┌─ INPUT RECORDS

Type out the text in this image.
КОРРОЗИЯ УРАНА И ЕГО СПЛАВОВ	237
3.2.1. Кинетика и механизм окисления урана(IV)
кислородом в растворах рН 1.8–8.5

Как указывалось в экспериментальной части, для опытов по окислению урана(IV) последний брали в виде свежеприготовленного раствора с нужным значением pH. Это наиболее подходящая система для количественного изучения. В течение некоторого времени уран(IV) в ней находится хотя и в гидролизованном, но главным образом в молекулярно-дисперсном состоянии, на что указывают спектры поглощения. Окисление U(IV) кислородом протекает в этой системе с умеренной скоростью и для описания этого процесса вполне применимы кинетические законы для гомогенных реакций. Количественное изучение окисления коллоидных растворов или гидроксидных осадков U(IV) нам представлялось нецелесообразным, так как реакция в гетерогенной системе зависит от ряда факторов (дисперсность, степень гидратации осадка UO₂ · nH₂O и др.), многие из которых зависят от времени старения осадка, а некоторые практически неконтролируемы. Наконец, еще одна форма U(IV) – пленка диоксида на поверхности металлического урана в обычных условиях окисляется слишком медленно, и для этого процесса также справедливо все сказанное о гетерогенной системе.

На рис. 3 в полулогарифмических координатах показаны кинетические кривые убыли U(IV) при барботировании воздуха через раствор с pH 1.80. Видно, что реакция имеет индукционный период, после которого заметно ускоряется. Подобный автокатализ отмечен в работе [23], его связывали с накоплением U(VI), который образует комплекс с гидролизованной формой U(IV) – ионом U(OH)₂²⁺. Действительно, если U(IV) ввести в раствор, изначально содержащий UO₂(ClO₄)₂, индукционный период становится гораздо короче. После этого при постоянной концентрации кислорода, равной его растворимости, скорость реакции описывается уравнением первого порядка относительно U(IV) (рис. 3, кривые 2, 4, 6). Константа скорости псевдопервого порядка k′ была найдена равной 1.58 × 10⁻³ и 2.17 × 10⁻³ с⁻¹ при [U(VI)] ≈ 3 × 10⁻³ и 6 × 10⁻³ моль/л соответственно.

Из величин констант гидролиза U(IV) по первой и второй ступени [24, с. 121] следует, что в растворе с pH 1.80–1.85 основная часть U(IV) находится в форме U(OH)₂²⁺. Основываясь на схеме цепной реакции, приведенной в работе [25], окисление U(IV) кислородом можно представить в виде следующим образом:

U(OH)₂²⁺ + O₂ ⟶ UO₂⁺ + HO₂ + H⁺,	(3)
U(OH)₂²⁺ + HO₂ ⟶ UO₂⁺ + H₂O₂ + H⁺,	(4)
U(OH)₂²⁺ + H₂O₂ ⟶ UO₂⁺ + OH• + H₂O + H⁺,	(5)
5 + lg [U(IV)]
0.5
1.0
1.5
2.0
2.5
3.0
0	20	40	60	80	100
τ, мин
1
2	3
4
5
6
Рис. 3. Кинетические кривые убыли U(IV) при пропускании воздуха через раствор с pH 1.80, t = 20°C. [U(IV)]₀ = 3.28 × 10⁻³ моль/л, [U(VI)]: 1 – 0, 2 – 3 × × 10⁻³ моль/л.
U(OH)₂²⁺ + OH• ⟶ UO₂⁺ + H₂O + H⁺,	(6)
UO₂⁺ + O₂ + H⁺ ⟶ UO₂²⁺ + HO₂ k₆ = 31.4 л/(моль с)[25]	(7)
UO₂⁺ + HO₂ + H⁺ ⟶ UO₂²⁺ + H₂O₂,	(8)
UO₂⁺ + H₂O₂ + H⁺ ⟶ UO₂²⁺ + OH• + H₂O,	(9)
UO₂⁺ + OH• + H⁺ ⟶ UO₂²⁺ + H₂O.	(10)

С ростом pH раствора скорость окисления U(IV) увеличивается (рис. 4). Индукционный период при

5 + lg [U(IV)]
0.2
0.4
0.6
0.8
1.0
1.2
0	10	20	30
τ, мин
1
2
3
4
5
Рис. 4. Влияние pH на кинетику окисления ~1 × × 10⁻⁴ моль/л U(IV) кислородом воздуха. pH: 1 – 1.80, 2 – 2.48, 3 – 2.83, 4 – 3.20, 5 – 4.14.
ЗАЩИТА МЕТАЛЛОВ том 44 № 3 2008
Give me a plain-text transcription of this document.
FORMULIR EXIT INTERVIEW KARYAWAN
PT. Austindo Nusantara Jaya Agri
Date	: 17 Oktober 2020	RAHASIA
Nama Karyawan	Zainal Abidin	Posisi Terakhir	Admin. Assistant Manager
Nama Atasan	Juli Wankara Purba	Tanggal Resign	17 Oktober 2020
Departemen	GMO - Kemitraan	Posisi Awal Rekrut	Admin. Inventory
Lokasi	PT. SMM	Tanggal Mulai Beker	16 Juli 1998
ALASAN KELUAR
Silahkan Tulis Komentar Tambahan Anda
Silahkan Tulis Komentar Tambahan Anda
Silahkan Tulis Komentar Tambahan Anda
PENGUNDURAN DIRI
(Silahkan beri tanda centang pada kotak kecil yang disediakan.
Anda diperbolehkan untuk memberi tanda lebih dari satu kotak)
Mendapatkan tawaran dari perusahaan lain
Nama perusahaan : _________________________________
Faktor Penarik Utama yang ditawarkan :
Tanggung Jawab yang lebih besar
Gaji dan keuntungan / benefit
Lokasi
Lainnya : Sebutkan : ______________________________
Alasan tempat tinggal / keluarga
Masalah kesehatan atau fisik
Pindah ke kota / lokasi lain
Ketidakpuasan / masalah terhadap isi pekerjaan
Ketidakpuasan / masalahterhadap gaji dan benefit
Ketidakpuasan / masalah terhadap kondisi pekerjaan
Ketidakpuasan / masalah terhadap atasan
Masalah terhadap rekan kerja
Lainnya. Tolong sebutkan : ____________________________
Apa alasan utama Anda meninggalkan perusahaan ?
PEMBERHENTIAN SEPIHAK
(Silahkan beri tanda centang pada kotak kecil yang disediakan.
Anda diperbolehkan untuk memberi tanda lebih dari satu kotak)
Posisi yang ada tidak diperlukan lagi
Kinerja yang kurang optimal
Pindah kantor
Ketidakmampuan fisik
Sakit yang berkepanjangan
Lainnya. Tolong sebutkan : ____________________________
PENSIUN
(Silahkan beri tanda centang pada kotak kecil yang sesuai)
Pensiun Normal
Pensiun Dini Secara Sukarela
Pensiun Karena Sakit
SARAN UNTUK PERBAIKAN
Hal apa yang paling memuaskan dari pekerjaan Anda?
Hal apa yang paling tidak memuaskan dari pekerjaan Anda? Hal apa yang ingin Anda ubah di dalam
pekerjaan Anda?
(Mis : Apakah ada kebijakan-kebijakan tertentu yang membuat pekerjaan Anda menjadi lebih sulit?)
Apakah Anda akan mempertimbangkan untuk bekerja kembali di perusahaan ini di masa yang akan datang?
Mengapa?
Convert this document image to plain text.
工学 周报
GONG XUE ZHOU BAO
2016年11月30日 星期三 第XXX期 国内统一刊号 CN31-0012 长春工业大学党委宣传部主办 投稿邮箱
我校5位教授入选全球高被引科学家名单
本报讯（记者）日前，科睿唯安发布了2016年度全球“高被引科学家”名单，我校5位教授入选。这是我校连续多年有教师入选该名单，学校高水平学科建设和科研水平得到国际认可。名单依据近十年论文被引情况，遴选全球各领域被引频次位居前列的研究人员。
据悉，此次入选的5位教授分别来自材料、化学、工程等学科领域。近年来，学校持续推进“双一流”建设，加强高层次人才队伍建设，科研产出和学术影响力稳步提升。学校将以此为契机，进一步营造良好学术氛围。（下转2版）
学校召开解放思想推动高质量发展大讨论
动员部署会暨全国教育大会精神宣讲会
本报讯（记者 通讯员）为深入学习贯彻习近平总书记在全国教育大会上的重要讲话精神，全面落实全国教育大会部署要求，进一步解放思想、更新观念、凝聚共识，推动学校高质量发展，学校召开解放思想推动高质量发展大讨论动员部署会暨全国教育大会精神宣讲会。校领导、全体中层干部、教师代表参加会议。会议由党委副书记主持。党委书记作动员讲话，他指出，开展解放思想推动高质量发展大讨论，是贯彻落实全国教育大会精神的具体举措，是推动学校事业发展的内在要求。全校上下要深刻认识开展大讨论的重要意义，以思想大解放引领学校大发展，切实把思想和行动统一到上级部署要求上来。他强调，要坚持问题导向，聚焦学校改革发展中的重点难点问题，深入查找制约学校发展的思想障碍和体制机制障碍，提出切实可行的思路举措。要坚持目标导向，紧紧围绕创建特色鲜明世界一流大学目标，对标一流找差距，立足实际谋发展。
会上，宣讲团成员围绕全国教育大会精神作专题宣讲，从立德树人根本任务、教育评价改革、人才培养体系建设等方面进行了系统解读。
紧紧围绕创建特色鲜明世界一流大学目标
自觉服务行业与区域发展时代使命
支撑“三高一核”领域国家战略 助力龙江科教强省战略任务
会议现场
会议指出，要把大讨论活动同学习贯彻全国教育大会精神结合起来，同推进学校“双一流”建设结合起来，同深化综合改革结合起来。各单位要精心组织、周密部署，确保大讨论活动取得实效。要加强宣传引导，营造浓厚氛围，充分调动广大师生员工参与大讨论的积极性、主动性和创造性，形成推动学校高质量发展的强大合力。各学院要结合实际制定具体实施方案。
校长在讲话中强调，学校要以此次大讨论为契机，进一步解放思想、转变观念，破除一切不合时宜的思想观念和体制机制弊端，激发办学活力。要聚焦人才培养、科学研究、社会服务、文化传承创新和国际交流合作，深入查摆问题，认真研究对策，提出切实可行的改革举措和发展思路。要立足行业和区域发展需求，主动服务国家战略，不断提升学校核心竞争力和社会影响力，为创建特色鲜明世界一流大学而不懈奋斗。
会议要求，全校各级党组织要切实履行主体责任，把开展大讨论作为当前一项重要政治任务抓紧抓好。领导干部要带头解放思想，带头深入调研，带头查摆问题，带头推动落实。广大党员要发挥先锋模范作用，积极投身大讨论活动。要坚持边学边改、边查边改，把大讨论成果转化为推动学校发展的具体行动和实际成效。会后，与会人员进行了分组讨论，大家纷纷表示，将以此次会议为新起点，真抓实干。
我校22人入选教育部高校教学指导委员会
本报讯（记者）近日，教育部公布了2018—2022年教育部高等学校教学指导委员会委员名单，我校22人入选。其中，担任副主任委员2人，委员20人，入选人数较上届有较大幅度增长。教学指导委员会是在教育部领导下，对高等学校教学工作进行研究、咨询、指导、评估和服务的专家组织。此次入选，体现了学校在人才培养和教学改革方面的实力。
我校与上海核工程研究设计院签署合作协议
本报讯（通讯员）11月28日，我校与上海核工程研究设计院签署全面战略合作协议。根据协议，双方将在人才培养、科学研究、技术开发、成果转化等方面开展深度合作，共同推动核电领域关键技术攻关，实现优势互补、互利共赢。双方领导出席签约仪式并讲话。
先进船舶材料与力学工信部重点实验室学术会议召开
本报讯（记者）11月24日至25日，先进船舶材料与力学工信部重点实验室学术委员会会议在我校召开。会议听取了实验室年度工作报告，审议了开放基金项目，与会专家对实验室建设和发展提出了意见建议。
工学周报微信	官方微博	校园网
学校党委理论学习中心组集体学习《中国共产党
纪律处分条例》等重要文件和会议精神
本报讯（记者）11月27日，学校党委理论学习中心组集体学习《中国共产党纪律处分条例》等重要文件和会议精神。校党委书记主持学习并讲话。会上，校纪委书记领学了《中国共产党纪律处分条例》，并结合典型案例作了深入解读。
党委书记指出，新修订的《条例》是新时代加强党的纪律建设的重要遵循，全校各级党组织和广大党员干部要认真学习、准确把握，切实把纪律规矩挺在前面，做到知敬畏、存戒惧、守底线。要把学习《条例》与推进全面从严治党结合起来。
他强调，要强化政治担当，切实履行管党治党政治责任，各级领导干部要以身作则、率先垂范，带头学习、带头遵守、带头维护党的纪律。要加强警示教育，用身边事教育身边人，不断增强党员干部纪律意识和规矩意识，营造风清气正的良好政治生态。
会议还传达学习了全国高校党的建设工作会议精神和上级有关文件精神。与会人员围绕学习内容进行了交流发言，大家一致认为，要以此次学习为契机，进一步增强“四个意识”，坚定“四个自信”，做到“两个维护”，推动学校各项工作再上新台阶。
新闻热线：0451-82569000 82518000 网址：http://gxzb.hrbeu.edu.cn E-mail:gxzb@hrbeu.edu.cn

└─

EXERCISE DETAILS
Take each line of the material that contains the word "реакции" and list it.

RESULT FOR THIS EXERCISE
На рис. 3 в полулогарифмических координатах показаны кинетические кривые убыли U(IV) при барботировании воздуха через раствор с pH 1.80. Видно, что реакция имеет индукционный период, после которого заметно ускоряется. Подобный автокатализ отмечен в работе [23], его связывали с накоплением U(VI), который образует комплекс с гидролизованной формой U(IV) – ионом U(OH)₂²⁺. Действительно, если U(IV) ввести в раствор, изначально содержащий UO₂(ClO₄)₂, индукционный период становится гораздо короче. После этого при постоянной концентрации кислорода, равной его растворимости, скорость реакции описывается уравнением первого порядка относительно U(IV) (рис. 3, кривые 2, 4, 6). Константа скорости псевдопервого порядка k′ была найдена равной 1.58 × 10⁻³ и 2.17 × 10⁻³ с⁻¹ при [U(VI)] ≈ 3 × 10⁻³ и 6 × 10⁻³ моль/л соответственно.
Из величин констант гидролиза U(IV) по первой и второй ступени [24, с. 121] следует, что в растворе с pH 1.80–1.85 основная часть U(IV) находится в форме U(OH)₂²⁺. Основываясь на схеме цепной реакции, приведенной в работе [25], окисление U(IV) кислородом можно представить в виде следующим образом:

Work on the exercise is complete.